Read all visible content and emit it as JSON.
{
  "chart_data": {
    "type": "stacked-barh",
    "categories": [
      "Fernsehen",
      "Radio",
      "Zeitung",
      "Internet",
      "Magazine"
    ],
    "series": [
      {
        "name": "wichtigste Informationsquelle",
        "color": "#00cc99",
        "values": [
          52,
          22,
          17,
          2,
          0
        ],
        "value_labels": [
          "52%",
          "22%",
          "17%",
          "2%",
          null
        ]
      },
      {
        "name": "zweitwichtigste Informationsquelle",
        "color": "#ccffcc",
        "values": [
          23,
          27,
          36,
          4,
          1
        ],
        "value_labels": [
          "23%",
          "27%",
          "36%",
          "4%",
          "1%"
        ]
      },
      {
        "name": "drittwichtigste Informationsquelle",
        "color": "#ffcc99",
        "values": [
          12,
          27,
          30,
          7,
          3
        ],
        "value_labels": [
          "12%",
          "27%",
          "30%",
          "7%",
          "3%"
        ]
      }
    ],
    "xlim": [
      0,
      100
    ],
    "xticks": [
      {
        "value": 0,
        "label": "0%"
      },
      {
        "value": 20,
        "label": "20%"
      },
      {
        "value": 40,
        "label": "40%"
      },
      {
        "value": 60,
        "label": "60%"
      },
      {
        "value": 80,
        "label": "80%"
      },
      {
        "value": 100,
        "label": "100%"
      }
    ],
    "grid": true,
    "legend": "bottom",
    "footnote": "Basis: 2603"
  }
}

^^^^^^^^^^^^^^^^

- [Aim of the exercise] Report all lines of the data above that include the string "color".

- [Written answer]
        "color": "#00cc99",
        "color": "#ccffcc",
        "color": "#ffcc99",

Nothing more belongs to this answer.